=== EXTRAIT CHOISI ===
Le sulfitage peut se faire à tous les moments de la conception du vin, en fonction des besoins du vigneron ou des caves : lors de la vendange, du pressurage, de l’encuvage, lors de la fermentation, durant l’élevage ou avant le conditionnement. De fait, l’omniprésence des sulfites à toutes ces étapes de la confection de nos grands crus et vins de table a de quoi interpeler. Certes, il se dit que peu importe le flacon tant qu’on ait l’ivresse, néanmoins il ne s’agit pas de boire n’importe quoi non plus.

Quels sont les effets secondaires du sulfite ?

Comme pour toute chose, c’est le dosage qui fait le poison : il existe un seuil au-delà duquel les sulfites commencent à provoquer des effets secondaires chez le consommateur. En dessous de ce palier, estimé à 45 mg/L par jour pour un adulte de 60kg, il n’y a pas de réactions visibles. Cela étant dit, ce seuil est à relativiser : il peut dépendre de l’individu et de divers autres facteurs liés à la santé et à l’état physique général de celui-ci. Tout ce qui va suivre dépeint donc uniquement des situations où cette limite aurait été franchie.

On reproche le plus souvent aux sulfites d’entraîner des céphalées plus ou moins fortes, qui surviennent assez rapidement après un simple verre. Ces maux de tête sont le premier indicateur trahissant un excès de composés soufrés dans le vin ; c’est d’ailleurs avec le vin blanc ou le rosé que ces douleurs sont les plus fréquentes, ce qui est logique puisque leur teneur en sulfites est naturellement plus élevée que les rouges. On compte aussi au rang des effets secondaires certaines difficultés respiratoires, comme un sentiment d’oppression ou une respiration plus bruyante qu’à l’accoutumée. Dans le cas de personnes asthmatiques, des crises peuvent survenir. Une intolérance aux sulfites renforce ce type de désagréments.

Les muqueuses, particulièrement sensibles, sont également exposées aux effets causés par les sulfites. Ainsi, il n’est pas rare de développer des rhinites, des congestions nasales ou des yeux larmoyants après quelques verres. Une fois irritées, les muqueuses sont enflammées et nécessitent d’être tenues à l’écart du composé à l’origine du trouble, voire d’être traitées de façon médicale. Il en va de même avec le système digestif : si celui-ci est d’ores et déjà fragilisé, il est déconseillé de boire du vin.
===
- **CONSIGNE**
Transcrivez à l'identique le passage de l'extrait sur les sulfites dans le vin qui s'ouvre sur les mots « Le sulfitage peut » et se clôt sur « quoi non plus. ».
=== EXTRAITS DES DONNÉES ===
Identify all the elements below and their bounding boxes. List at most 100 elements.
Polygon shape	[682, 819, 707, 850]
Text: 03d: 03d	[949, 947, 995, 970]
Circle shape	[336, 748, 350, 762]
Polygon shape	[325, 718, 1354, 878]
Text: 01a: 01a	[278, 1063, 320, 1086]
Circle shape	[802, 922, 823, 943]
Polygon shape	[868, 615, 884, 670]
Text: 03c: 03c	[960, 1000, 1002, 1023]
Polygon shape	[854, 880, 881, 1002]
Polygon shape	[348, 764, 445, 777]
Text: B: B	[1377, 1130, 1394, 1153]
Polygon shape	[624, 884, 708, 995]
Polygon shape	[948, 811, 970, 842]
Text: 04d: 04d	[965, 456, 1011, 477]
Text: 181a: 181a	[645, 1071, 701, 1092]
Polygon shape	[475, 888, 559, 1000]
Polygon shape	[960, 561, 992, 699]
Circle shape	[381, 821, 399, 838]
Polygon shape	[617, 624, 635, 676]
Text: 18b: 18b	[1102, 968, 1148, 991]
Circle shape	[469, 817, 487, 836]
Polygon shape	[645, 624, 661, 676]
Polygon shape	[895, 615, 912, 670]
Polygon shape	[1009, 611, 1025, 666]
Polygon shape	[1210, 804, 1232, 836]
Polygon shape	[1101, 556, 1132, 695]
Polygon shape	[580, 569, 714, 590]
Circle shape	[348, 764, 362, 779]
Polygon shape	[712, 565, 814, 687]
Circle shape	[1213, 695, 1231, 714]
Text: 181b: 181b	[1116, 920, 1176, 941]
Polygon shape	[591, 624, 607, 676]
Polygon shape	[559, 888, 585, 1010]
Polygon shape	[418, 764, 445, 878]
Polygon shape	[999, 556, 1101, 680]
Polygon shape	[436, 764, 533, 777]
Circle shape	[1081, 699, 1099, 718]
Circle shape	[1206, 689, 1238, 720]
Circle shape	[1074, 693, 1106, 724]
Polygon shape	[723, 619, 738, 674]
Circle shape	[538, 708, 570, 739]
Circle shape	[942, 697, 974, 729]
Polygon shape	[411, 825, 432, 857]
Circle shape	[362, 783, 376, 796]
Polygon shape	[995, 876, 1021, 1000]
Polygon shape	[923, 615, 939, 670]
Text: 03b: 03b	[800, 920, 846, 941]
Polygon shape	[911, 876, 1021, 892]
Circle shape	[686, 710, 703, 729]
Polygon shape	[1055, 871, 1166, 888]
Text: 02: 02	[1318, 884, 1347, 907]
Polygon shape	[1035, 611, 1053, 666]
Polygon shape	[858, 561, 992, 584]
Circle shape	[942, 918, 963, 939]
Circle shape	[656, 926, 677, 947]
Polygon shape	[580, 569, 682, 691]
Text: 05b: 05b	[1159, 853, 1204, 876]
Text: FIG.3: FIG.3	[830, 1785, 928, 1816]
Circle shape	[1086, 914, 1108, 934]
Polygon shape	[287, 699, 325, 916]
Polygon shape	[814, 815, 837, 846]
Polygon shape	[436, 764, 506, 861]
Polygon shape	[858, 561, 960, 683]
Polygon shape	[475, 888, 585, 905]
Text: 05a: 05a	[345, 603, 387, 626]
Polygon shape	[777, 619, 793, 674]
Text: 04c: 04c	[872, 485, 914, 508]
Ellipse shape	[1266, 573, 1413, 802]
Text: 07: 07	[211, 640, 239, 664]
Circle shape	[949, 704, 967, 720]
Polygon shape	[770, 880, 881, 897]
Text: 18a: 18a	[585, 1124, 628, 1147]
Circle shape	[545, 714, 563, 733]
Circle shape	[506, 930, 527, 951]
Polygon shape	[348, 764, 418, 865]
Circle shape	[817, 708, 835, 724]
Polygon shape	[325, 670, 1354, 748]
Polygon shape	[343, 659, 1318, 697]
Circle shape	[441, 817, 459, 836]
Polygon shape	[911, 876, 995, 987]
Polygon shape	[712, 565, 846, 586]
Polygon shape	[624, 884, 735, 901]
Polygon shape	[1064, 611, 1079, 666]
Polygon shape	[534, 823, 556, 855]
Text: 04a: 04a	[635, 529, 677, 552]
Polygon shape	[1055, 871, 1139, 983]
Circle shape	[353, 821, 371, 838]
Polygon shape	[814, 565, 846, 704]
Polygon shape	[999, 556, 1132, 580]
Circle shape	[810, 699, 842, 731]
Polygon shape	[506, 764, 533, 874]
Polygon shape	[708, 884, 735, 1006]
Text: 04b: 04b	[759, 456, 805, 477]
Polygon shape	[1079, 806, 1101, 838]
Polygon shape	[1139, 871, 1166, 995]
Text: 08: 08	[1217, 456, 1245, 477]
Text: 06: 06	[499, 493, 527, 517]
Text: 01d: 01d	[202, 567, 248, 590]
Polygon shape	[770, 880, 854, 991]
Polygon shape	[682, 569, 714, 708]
===
- **RÉSULTAT ATTENDU**
Le sulfitage peut se faire à tous les moments de la conception du vin, en fonction des besoins du vigneron ou des caves : lors de la vendange, du pressurage, de l’encuvage, lors de la fermentation, durant l’élevage ou avant le conditionnement. De fait, l’omniprésence des sulfites à toutes ces étapes de la confection de nos grands crus et vins de table a de quoi interpeler. Certes, il se dit que peu importe le flacon tant qu’on ait l’ivresse, néanmoins il ne s’agit pas de boire n’importe quoi non plus.